§ Extracted data
========================================
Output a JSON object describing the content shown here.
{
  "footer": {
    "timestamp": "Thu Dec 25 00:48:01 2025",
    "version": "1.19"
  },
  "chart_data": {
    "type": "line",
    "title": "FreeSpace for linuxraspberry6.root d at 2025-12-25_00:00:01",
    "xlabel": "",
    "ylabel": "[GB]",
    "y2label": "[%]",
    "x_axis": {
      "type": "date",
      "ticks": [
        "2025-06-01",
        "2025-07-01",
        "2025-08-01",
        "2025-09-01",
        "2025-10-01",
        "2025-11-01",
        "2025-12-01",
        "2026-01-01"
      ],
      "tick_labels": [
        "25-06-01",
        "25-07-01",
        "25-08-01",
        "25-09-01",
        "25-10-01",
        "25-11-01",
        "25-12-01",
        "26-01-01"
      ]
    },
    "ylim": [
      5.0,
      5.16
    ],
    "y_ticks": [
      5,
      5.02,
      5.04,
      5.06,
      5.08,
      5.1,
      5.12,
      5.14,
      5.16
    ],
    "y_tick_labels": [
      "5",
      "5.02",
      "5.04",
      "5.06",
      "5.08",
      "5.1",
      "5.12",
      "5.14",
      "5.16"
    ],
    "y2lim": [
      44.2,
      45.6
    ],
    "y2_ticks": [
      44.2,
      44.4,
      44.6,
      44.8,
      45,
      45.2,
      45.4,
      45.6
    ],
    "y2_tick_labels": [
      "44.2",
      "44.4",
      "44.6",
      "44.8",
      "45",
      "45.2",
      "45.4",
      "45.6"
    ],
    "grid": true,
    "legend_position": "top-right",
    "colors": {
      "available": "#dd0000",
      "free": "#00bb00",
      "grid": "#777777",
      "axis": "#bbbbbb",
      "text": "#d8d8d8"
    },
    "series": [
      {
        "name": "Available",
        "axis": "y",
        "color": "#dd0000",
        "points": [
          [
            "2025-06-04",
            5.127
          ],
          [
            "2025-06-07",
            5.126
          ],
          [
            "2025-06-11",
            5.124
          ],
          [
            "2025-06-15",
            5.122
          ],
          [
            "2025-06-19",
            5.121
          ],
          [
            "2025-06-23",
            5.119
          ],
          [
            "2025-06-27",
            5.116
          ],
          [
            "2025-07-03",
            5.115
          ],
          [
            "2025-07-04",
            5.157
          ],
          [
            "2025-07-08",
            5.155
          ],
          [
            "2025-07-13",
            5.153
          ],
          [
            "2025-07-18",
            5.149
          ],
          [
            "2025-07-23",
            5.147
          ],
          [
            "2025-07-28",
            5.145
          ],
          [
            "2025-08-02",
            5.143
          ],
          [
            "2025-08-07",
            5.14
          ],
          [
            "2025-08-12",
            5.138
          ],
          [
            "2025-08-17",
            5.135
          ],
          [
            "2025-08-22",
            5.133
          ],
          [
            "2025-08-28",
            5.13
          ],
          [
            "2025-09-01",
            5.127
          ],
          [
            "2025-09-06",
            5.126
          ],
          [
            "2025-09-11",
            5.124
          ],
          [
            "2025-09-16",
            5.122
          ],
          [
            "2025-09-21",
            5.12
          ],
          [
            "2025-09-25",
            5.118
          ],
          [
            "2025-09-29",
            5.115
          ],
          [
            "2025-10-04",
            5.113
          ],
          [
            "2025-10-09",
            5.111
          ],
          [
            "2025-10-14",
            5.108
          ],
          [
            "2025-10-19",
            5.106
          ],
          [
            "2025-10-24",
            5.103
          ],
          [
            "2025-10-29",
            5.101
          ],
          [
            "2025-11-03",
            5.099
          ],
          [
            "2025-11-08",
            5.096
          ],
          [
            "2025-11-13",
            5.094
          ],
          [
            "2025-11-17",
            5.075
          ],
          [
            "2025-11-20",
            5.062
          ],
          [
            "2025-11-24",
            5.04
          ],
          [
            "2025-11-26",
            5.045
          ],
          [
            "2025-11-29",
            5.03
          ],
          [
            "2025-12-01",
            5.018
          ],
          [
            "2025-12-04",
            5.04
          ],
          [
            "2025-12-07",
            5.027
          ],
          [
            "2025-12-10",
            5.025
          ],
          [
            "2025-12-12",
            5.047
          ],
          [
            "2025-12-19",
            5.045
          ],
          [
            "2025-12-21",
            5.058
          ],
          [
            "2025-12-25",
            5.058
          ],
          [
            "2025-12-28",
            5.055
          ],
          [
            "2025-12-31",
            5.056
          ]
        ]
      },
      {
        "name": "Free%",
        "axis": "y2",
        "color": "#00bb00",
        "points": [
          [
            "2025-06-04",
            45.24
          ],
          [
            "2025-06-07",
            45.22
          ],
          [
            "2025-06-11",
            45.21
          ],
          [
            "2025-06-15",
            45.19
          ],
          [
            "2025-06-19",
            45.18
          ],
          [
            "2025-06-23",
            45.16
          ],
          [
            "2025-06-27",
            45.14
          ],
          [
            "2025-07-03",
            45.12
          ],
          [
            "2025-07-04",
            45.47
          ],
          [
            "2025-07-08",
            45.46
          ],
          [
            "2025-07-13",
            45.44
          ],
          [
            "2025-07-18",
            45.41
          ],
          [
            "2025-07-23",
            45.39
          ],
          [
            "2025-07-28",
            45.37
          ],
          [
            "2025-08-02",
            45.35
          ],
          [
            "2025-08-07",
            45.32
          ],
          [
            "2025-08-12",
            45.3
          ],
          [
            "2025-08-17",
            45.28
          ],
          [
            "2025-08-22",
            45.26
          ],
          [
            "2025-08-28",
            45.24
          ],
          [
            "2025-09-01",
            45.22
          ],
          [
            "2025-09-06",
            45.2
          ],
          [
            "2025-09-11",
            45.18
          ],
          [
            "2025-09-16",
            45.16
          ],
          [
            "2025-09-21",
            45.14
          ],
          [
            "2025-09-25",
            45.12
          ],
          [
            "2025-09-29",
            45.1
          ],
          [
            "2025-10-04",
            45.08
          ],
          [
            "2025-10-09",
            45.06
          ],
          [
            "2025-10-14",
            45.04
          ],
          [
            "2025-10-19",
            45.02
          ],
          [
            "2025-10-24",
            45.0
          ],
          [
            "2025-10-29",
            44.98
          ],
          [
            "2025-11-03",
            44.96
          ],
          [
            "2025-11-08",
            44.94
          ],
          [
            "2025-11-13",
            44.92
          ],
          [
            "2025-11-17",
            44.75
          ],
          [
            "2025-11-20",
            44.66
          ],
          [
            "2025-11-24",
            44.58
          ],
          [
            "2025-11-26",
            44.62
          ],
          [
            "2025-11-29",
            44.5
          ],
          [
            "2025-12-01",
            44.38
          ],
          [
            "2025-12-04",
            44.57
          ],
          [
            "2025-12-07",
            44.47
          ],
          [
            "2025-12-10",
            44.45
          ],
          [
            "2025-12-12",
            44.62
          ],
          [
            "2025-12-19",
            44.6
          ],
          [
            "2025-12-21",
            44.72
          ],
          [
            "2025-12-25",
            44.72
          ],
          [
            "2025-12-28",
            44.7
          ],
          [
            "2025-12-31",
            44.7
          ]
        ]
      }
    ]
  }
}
========================================
§ Written exercise
Repeat the material above in full, quoting it exactly.

§ Solution
Output a JSON object describing the content shown here.
{
  "footer": {
    "timestamp": "Thu Dec 25 00:48:01 2025",
    "version": "1.19"
  },
  "chart_data": {
    "type": "line",
    "title": "FreeSpace for linuxraspberry6.root d at 2025-12-25_00:00:01",
    "xlabel": "",
    "ylabel": "[GB]",
    "y2label": "[%]",
    "x_axis": {
      "type": "date",
      "ticks": [
        "2025-06-01",
        "2025-07-01",
        "2025-08-01",
        "2025-09-01",
        "2025-10-01",
        "2025-11-01",
        "2025-12-01",
        "2026-01-01"
      ],
      "tick_labels": [
        "25-06-01",
        "25-07-01",
        "25-08-01",
        "25-09-01",
        "25-10-01",
        "25-11-01",
        "25-12-01",
        "26-01-01"
      ]
    },
    "ylim": [
      5.0,
      5.16
    ],
    "y_ticks": [
      5,
      5.02,
      5.04,
      5.06,
      5.08,
      5.1,
      5.12,
      5.14,
      5.16
    ],
    "y_tick_labels": [
      "5",
      "5.02",
      "5.04",
      "5.06",
      "5.08",
      "5.1",
      "5.12",
      "5.14",
      "5.16"
    ],
    "y2lim": [
      44.2,
      45.6
    ],
    "y2_ticks": [
      44.2,
      44.4,
      44.6,
      44.8,
      45,
      45.2,
      45.4,
      45.6
    ],
    "y2_tick_labels": [
      "44.2",
      "44.4",
      "44.6",
      "44.8",
      "45",
      "45.2",
      "45.4",
      "45.6"
    ],
    "grid": true,
    "legend_position": "top-right",
    "colors": {
      "available": "#dd0000",
      "free": "#00bb00",
      "grid": "#777777",
      "axis": "#bbbbbb",
      "text": "#d8d8d8"
    },
    "series": [
      {
        "name": "Available",
        "axis": "y",
        "color": "#dd0000",
        "points": [
          [
            "2025-06-04",
            5.127
          ],
          [
            "2025-06-07",
            5.126
          ],
          [
            "2025-06-11",
            5.124
          ],
          [
            "2025-06-15",
            5.122
          ],
          [
            "2025-06-19",
            5.121
          ],
          [
            "2025-06-23",
            5.119
          ],
          [
            "2025-06-27",
            5.116
          ],
          [
            "2025-07-03",
            5.115
          ],
          [
            "2025-07-04",
            5.157
          ],
          [
            "2025-07-08",
            5.155
          ],
          [
            "2025-07-13",
            5.153
          ],
          [
            "2025-07-18",
            5.149
          ],
          [
            "2025-07-23",
            5.147
          ],
          [
            "2025-07-28",
            5.145
          ],
          [
            "2025-08-02",
            5.143
          ],
          [
            "2025-08-07",
            5.14
          ],
          [
            "2025-08-12",
            5.138
          ],
          [
            "2025-08-17",
            5.135
          ],
          [
            "2025-08-22",
            5.133
          ],
          [
            "2025-08-28",
            5.13
          ],
          [
            "2025-09-01",
            5.127
          ],
          [
            "2025-09-06",
            5.126
          ],
          [
            "2025-09-11",
            5.124
          ],
          [
            "2025-09-16",
            5.122
          ],
          [
            "2025-09-21",
            5.12
          ],
          [
            "2025-09-25",
            5.118
          ],
          [
            "2025-09-29",
            5.115
          ],
          [
            "2025-10-04",
            5.113
          ],
          [
            "2025-10-09",
            5.111
          ],
          [
            "2025-10-14",
            5.108
          ],
          [
            "2025-10-19",
            5.106
          ],
          [
            "2025-10-24",
            5.103
          ],
          [
            "2025-10-29",
            5.101
          ],
          [
            "2025-11-03",
            5.099
          ],
          [
            "2025-11-08",
            5.096
          ],
          [
            "2025-11-13",
            5.094
          ],
          [
            "2025-11-17",
            5.075
          ],
          [
            "2025-11-20",
            5.062
          ],
          [
            "2025-11-24",
            5.04
          ],
          [
            "2025-11-26",
            5.045
          ],
          [
            "2025-11-29",
            5.03
          ],
          [
            "2025-12-01",
            5.018
          ],
          [
            "2025-12-04",
            5.04
          ],
          [
            "2025-12-07",
            5.027
          ],
          [
            "2025-12-10",
            5.025
          ],
          [
            "2025-12-12",
            5.047
          ],
          [
            "2025-12-19",
            5.045
          ],
          [
            "2025-12-21",
            5.058
          ],
          [
            "2025-12-25",
            5.058
          ],
          [
            "2025-12-28",
            5.055
          ],
          [
            "2025-12-31",
            5.056
          ]
        ]
      },
      {
        "name": "Free%",
        "axis": "y2",
        "color": "#00bb00",
        "points": [
          [
            "2025-06-04",
            45.24
          ],
          [
            "2025-06-07",
            45.22
          ],
          [
            "2025-06-11",
            45.21
          ],
          [
            "2025-06-15",
            45.19
          ],
          [
            "2025-06-19",
            45.18
          ],
          [
            "2025-06-23",
            45.16
          ],
          [
            "2025-06-27",
            45.14
          ],
          [
            "2025-07-03",
            45.12
          ],
          [
            "2025-07-04",
            45.47
          ],
          [
            "2025-07-08",
            45.46
          ],
          [
            "2025-07-13",
            45.44
          ],
          [
            "2025-07-18",
            45.41
          ],
          [
            "2025-07-23",
            45.39
          ],
          [
            "2025-07-28",
            45.37
          ],
          [
            "2025-08-02",
            45.35
          ],
          [
            "2025-08-07",
            45.32
          ],
          [
            "2025-08-12",
            45.3
          ],
          [
            "2025-08-17",
            45.28
          ],
          [
            "2025-08-22",
            45.26
          ],
          [
            "2025-08-28",
            45.24
          ],
          [
            "2025-09-01",
            45.22
          ],
          [
            "2025-09-06",
            45.2
          ],
          [
            "2025-09-11",
            45.18
          ],
          [
            "2025-09-16",
            45.16
          ],
          [
            "2025-09-21",
            45.14
          ],
          [
            "2025-09-25",
            45.12
          ],
          [
            "2025-09-29",
            45.1
          ],
          [
            "2025-10-04",
            45.08
          ],
          [
            "2025-10-09",
            45.06
          ],
          [
            "2025-10-14",
            45.04
          ],
          [
            "2025-10-19",
            45.02
          ],
          [
            "2025-10-24",
            45.0
          ],
          [
            "2025-10-29",
            44.98
          ],
          [
            "2025-11-03",
            44.96
          ],
          [
            "2025-11-08",
            44.94
          ],
          [
            "2025-11-13",
            44.92
          ],
          [
            "2025-11-17",
            44.75
          ],
          [
            "2025-11-20",
            44.66
          ],
          [
            "2025-11-24",
            44.58
          ],
          [
            "2025-11-26",
            44.62
          ],
          [
            "2025-11-29",
            44.5
          ],
          [
            "2025-12-01",
            44.38
          ],
          [
            "2025-12-04",
            44.57
          ],
          [
            "2025-12-07",
            44.47
          ],
          [
            "2025-12-10",
            44.45
          ],
          [
            "2025-12-12",
            44.62
          ],
          [
            "2025-12-19",
            44.6
          ],
          [
            "2025-12-21",
            44.72
          ],
          [
            "2025-12-25",
            44.72
          ],
          [
            "2025-12-28",
            44.7
          ],
          [
            "2025-12-31",
            44.7
          ]
        ]
      }
    ]
  }
}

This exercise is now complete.